* **Task prompt**
Write out each line of the material again, word for word.

* **Available records**

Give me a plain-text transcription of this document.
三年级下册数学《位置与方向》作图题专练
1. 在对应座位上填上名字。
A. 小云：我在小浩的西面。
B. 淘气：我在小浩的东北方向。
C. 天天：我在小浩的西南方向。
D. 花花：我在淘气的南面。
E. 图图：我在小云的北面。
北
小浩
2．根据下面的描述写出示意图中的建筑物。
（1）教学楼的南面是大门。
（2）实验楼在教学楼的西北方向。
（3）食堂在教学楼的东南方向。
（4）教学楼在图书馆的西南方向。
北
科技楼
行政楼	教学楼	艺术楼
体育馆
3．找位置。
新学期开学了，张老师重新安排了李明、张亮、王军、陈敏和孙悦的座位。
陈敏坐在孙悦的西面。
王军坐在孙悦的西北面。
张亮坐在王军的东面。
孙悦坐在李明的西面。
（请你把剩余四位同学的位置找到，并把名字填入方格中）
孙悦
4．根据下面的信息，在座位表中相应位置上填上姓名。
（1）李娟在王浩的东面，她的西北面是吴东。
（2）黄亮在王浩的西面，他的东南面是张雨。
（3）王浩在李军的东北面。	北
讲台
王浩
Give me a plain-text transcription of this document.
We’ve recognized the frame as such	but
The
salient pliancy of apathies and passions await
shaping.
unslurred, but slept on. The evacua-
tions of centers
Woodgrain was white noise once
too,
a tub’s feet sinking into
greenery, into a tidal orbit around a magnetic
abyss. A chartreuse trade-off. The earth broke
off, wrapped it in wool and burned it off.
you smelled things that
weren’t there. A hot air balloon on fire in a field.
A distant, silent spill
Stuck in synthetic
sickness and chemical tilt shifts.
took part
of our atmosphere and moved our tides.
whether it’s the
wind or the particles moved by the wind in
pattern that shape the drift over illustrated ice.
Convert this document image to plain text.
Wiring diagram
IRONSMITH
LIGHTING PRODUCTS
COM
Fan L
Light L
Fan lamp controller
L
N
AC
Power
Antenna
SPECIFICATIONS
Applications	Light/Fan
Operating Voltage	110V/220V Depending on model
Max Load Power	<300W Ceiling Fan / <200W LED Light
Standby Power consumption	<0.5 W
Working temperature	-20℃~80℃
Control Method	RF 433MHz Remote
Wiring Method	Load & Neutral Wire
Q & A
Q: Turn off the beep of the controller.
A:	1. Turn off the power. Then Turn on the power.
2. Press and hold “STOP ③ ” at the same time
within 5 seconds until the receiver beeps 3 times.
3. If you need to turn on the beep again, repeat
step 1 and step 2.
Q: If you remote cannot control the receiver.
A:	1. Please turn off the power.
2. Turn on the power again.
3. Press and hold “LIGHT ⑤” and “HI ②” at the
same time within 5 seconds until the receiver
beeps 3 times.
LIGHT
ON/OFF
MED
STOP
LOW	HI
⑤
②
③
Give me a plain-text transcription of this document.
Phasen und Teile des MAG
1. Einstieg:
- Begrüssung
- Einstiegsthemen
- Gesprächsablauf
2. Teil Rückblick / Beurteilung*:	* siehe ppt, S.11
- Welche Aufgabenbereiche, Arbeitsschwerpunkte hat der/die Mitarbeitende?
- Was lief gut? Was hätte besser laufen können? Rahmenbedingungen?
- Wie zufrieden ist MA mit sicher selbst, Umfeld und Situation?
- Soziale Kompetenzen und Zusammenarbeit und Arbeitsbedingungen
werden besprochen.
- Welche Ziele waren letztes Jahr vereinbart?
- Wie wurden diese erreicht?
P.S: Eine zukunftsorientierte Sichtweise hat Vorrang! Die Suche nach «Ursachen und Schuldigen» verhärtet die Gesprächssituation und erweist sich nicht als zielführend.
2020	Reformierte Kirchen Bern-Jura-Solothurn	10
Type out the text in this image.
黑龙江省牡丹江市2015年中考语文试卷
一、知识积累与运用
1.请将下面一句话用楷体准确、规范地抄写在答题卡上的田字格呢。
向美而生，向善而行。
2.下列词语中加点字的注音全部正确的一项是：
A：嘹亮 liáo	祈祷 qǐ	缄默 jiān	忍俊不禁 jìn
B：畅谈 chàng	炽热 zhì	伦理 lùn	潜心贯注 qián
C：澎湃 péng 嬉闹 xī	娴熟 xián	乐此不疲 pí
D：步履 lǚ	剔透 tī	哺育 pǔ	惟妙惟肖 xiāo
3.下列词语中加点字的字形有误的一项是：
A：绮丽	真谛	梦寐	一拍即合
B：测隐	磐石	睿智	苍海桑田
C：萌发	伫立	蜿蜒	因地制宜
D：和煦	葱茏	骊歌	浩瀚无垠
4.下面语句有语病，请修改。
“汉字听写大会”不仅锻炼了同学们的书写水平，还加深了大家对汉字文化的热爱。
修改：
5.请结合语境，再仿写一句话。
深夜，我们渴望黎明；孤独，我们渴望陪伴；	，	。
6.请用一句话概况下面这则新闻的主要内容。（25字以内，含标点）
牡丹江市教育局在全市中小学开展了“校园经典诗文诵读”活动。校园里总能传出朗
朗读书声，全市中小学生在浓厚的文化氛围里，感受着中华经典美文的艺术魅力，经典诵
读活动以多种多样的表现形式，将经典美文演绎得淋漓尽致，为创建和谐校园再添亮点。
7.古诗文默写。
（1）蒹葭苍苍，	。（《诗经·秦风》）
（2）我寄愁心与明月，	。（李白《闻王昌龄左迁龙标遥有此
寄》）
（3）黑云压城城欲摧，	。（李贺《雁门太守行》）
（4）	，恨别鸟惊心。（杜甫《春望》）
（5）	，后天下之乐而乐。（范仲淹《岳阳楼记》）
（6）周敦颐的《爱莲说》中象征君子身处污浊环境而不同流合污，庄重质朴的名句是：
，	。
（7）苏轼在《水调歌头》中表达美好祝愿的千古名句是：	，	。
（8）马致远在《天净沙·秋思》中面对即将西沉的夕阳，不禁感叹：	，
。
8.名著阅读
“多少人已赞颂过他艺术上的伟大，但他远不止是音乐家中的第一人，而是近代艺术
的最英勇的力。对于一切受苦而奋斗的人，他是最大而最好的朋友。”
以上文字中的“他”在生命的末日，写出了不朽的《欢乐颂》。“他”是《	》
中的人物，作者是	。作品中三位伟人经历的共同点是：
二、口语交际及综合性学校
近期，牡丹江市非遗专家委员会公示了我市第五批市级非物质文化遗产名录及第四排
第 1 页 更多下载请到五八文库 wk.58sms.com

* **Exercise answer**
Give me a plain-text transcription of this document.
三年级下册数学《位置与方向》作图题专练
1. 在对应座位上填上名字。
A. 小云：我在小浩的西面。
B. 淘气：我在小浩的东北方向。
C. 天天：我在小浩的西南方向。
D. 花花：我在淘气的南面。
E. 图图：我在小云的北面。
北
小浩
2．根据下面的描述写出示意图中的建筑物。
（1）教学楼的南面是大门。
（2）实验楼在教学楼的西北方向。
（3）食堂在教学楼的东南方向。
（4）教学楼在图书馆的西南方向。
北
科技楼
行政楼	教学楼	艺术楼
体育馆
3．找位置。
新学期开学了，张老师重新安排了李明、张亮、王军、陈敏和孙悦的座位。
陈敏坐在孙悦的西面。
王军坐在孙悦的西北面。
张亮坐在王军的东面。
孙悦坐在李明的西面。
（请你把剩余四位同学的位置找到，并把名字填入方格中）
孙悦
4．根据下面的信息，在座位表中相应位置上填上姓名。
（1）李娟在王浩的东面，她的西北面是吴东。
（2）黄亮在王浩的西面，他的东南面是张雨。
（3）王浩在李军的东北面。	北
讲台
王浩
Give me a plain-text transcription of this document.
We’ve recognized the frame as such	but
The
salient pliancy of apathies and passions await
shaping.
unslurred, but slept on. The evacua-
tions of centers
Woodgrain was white noise once
too,
a tub’s feet sinking into
greenery, into a tidal orbit around a magnetic
abyss. A chartreuse trade-off. The earth broke
off, wrapped it in wool and burned it off.
you smelled things that
weren’t there. A hot air balloon on fire in a field.
A distant, silent spill
Stuck in synthetic
sickness and chemical tilt shifts.
took part
of our atmosphere and moved our tides.
whether it’s the
wind or the particles moved by the wind in
pattern that shape the drift over illustrated ice.
Convert this document image to plain text.
Wiring diagram
IRONSMITH
LIGHTING PRODUCTS
COM
Fan L
Light L
Fan lamp controller
L
N
AC
Power
Antenna
SPECIFICATIONS
Applications	Light/Fan
Operating Voltage	110V/220V Depending on model
Max Load Power	<300W Ceiling Fan / <200W LED Light
Standby Power consumption	<0.5 W
Working temperature	-20℃~80℃
Control Method	RF 433MHz Remote
Wiring Method	Load & Neutral Wire
Q & A
Q: Turn off the beep of the controller.
A:	1. Turn off the power. Then Turn on the power.
2. Press and hold “STOP ③ ” at the same time
within 5 seconds until the receiver beeps 3 times.
3. If you need to turn on the beep again, repeat
step 1 and step 2.
Q: If you remote cannot control the receiver.
A:	1. Please turn off the power.
2. Turn on the power again.
3. Press and hold “LIGHT ⑤” and “HI ②” at the
same time within 5 seconds until the receiver
beeps 3 times.
LIGHT
ON/OFF
MED
STOP
LOW	HI
⑤
②
③
Give me a plain-text transcription of this document.
Phasen und Teile des MAG
1. Einstieg:
- Begrüssung
- Einstiegsthemen
- Gesprächsablauf
2. Teil Rückblick / Beurteilung*:	* siehe ppt, S.11
- Welche Aufgabenbereiche, Arbeitsschwerpunkte hat der/die Mitarbeitende?
- Was lief gut? Was hätte besser laufen können? Rahmenbedingungen?
- Wie zufrieden ist MA mit sicher selbst, Umfeld und Situation?
- Soziale Kompetenzen und Zusammenarbeit und Arbeitsbedingungen
werden besprochen.
- Welche Ziele waren letztes Jahr vereinbart?
- Wie wurden diese erreicht?
P.S: Eine zukunftsorientierte Sichtweise hat Vorrang! Die Suche nach «Ursachen und Schuldigen» verhärtet die Gesprächssituation und erweist sich nicht als zielführend.
2020	Reformierte Kirchen Bern-Jura-Solothurn	10
Type out the text in this image.
黑龙江省牡丹江市2015年中考语文试卷
一、知识积累与运用
1.请将下面一句话用楷体准确、规范地抄写在答题卡上的田字格呢。
向美而生，向善而行。
2.下列词语中加点字的注音全部正确的一项是：
A：嘹亮 liáo	祈祷 qǐ	缄默 jiān	忍俊不禁 jìn
B：畅谈 chàng	炽热 zhì	伦理 lùn	潜心贯注 qián
C：澎湃 péng 嬉闹 xī	娴熟 xián	乐此不疲 pí
D：步履 lǚ	剔透 tī	哺育 pǔ	惟妙惟肖 xiāo
3.下列词语中加点字的字形有误的一项是：
A：绮丽	真谛	梦寐	一拍即合
B：测隐	磐石	睿智	苍海桑田
C：萌发	伫立	蜿蜒	因地制宜
D：和煦	葱茏	骊歌	浩瀚无垠
4.下面语句有语病，请修改。
“汉字听写大会”不仅锻炼了同学们的书写水平，还加深了大家对汉字文化的热爱。
修改：
5.请结合语境，再仿写一句话。
深夜，我们渴望黎明；孤独，我们渴望陪伴；	，	。
6.请用一句话概况下面这则新闻的主要内容。（25字以内，含标点）
牡丹江市教育局在全市中小学开展了“校园经典诗文诵读”活动。校园里总能传出朗
朗读书声，全市中小学生在浓厚的文化氛围里，感受着中华经典美文的艺术魅力，经典诵
读活动以多种多样的表现形式，将经典美文演绎得淋漓尽致，为创建和谐校园再添亮点。
7.古诗文默写。
（1）蒹葭苍苍，	。（《诗经·秦风》）
（2）我寄愁心与明月，	。（李白《闻王昌龄左迁龙标遥有此
寄》）
（3）黑云压城城欲摧，	。（李贺《雁门太守行》）
（4）	，恨别鸟惊心。（杜甫《春望》）
（5）	，后天下之乐而乐。（范仲淹《岳阳楼记》）
（6）周敦颐的《爱莲说》中象征君子身处污浊环境而不同流合污，庄重质朴的名句是：
，	。
（7）苏轼在《水调歌头》中表达美好祝愿的千古名句是：	，	。
（8）马致远在《天净沙·秋思》中面对即将西沉的夕阳，不禁感叹：	，
。
8.名著阅读
“多少人已赞颂过他艺术上的伟大，但他远不止是音乐家中的第一人，而是近代艺术
的最英勇的力。对于一切受苦而奋斗的人，他是最大而最好的朋友。”
以上文字中的“他”在生命的末日，写出了不朽的《欢乐颂》。“他”是《	》
中的人物，作者是	。作品中三位伟人经历的共同点是：
二、口语交际及综合性学校
近期，牡丹江市非遗专家委员会公示了我市第五批市级非物质文化遗产名录及第四排
第 1 页 更多下载请到五八文库 wk.58sms.com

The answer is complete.